■ WHAT IS EXPECTED
Every entry that follows should be repeated exactly; drop the images.

Some records
* * * * * * * * *
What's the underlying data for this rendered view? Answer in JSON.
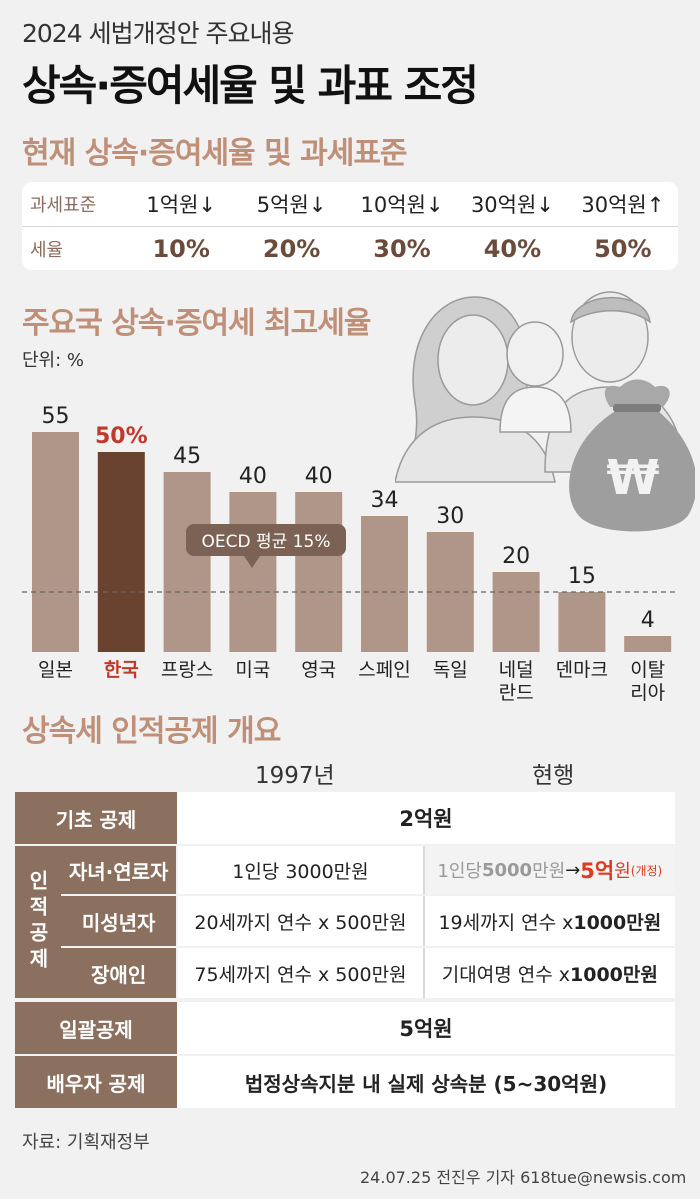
{
  "header": {
    "kicker": "2024 세법개정안 주요내용",
    "title": "상속·증여세율 및 과표 조정"
  },
  "rates_section": {
    "title": "현재 상속·증여세율 및 과세표준",
    "row_labels": [
      "과세표준",
      "세율"
    ],
    "brackets": [
      "1억원↓",
      "5억원↓",
      "10억원↓",
      "30억원↓",
      "30억원↑"
    ],
    "rates": [
      "10%",
      "20%",
      "30%",
      "40%",
      "50%"
    ]
  },
  "top_rate_section": {
    "title": "주요국 상속·증여세 최고세율",
    "unit": "단위: %"
  },
  "chart_data": {
    "type": "bar",
    "title": "주요국 상속·증여세 최고세율",
    "unit": "단위: %",
    "categories": [
      "일본",
      "한국",
      "프랑스",
      "미국",
      "영국",
      "스페인",
      "독일",
      "네덜란드",
      "덴마크",
      "이탈리아"
    ],
    "values": [
      55,
      50,
      45,
      40,
      40,
      34,
      30,
      20,
      15,
      4
    ],
    "value_labels": [
      "55",
      "50%",
      "45",
      "40",
      "40",
      "34",
      "30",
      "20",
      "15",
      "4"
    ],
    "highlight": "한국",
    "reference_line": {
      "label": "OECD 평균 15%",
      "value": 15
    },
    "colors": {
      "bar": "#b09689",
      "highlight": "#6a4330",
      "highlight_text": "#c0392b",
      "label_box": "#7b6254"
    }
  },
  "deduction_section": {
    "title": "상속세 인적공제 개요",
    "col_1997": "1997년",
    "col_current": "현행",
    "rows": {
      "basic": {
        "label": "기초 공제",
        "value": "2억원"
      },
      "group_label": "인적공제",
      "children": {
        "label": "자녀·연로자",
        "v1997": "1인당 3000만원",
        "cur_prefix": "1인당 ",
        "cur_old": "5000",
        "cur_old_unit": "만원",
        "cur_arrow": " → ",
        "cur_new": "5억",
        "cur_new_unit": "원",
        "cur_note": "(개정)"
      },
      "minors": {
        "label": "미성년자",
        "v1997": "20세까지 연수 x 500만원",
        "cur_text": "19세까지 연수 x ",
        "cur_bold": "1000만원"
      },
      "disabled": {
        "label": "장애인",
        "v1997": "75세까지 연수 x 500만원",
        "cur_text": "기대여명 연수 x ",
        "cur_bold": "1000만원"
      },
      "lump": {
        "label": "일괄공제",
        "value": "5억원"
      },
      "spouse": {
        "label": "배우자 공제",
        "value": "법정상속지분 내 실제 상속분 (5~30억원)"
      }
    }
  },
  "footer": {
    "source": "자료: 기획재정부",
    "credit": "24.07.25 전진우 기자 618tue@newsis.com"
  }
}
* * * * * * * * *
■ OUTPUT
What's the underlying data for this rendered view? Answer in JSON.
{
  "header": {
    "kicker": "2024 세법개정안 주요내용",
    "title": "상속·증여세율 및 과표 조정"
  },
  "rates_section": {
    "title": "현재 상속·증여세율 및 과세표준",
    "row_labels": [
      "과세표준",
      "세율"
    ],
    "brackets": [
      "1억원↓",
      "5억원↓",
      "10억원↓",
      "30억원↓",
      "30억원↑"
    ],
    "rates": [
      "10%",
      "20%",
      "30%",
      "40%",
      "50%"
    ]
  },
  "top_rate_section": {
    "title": "주요국 상속·증여세 최고세율",
    "unit": "단위: %"
  },
  "chart_data": {
    "type": "bar",
    "title": "주요국 상속·증여세 최고세율",
    "unit": "단위: %",
    "categories": [
      "일본",
      "한국",
      "프랑스",
      "미국",
      "영국",
      "스페인",
      "독일",
      "네덜란드",
      "덴마크",
      "이탈리아"
    ],
    "values": [
      55,
      50,
      45,
      40,
      40,
      34,
      30,
      20,
      15,
      4
    ],
    "value_labels": [
      "55",
      "50%",
      "45",
      "40",
      "40",
      "34",
      "30",
      "20",
      "15",
      "4"
    ],
    "highlight": "한국",
    "reference_line": {
      "label": "OECD 평균 15%",
      "value": 15
    },
    "colors": {
      "bar": "#b09689",
      "highlight": "#6a4330",
      "highlight_text": "#c0392b",
      "label_box": "#7b6254"
    }
  },
  "deduction_section": {
    "title": "상속세 인적공제 개요",
    "col_1997": "1997년",
    "col_current": "현행",
    "rows": {
      "basic": {
        "label": "기초 공제",
        "value": "2억원"
      },
      "group_label": "인적공제",
      "children": {
        "label": "자녀·연로자",
        "v1997": "1인당 3000만원",
        "cur_prefix": "1인당 ",
        "cur_old": "5000",
        "cur_old_unit": "만원",
        "cur_arrow": " → ",
        "cur_new": "5억",
        "cur_new_unit": "원",
        "cur_note": "(개정)"
      },
      "minors": {
        "label": "미성년자",
        "v1997": "20세까지 연수 x 500만원",
        "cur_text": "19세까지 연수 x ",
        "cur_bold": "1000만원"
      },
      "disabled": {
        "label": "장애인",
        "v1997": "75세까지 연수 x 500만원",
        "cur_text": "기대여명 연수 x ",
        "cur_bold": "1000만원"
      },
      "lump": {
        "label": "일괄공제",
        "value": "5억원"
      },
      "spouse": {
        "label": "배우자 공제",
        "value": "법정상속지분 내 실제 상속분 (5~30억원)"
      }
    }
  },
  "footer": {
    "source": "자료: 기획재정부",
    "credit": "24.07.25 전진우 기자 618tue@newsis.com"
  }
}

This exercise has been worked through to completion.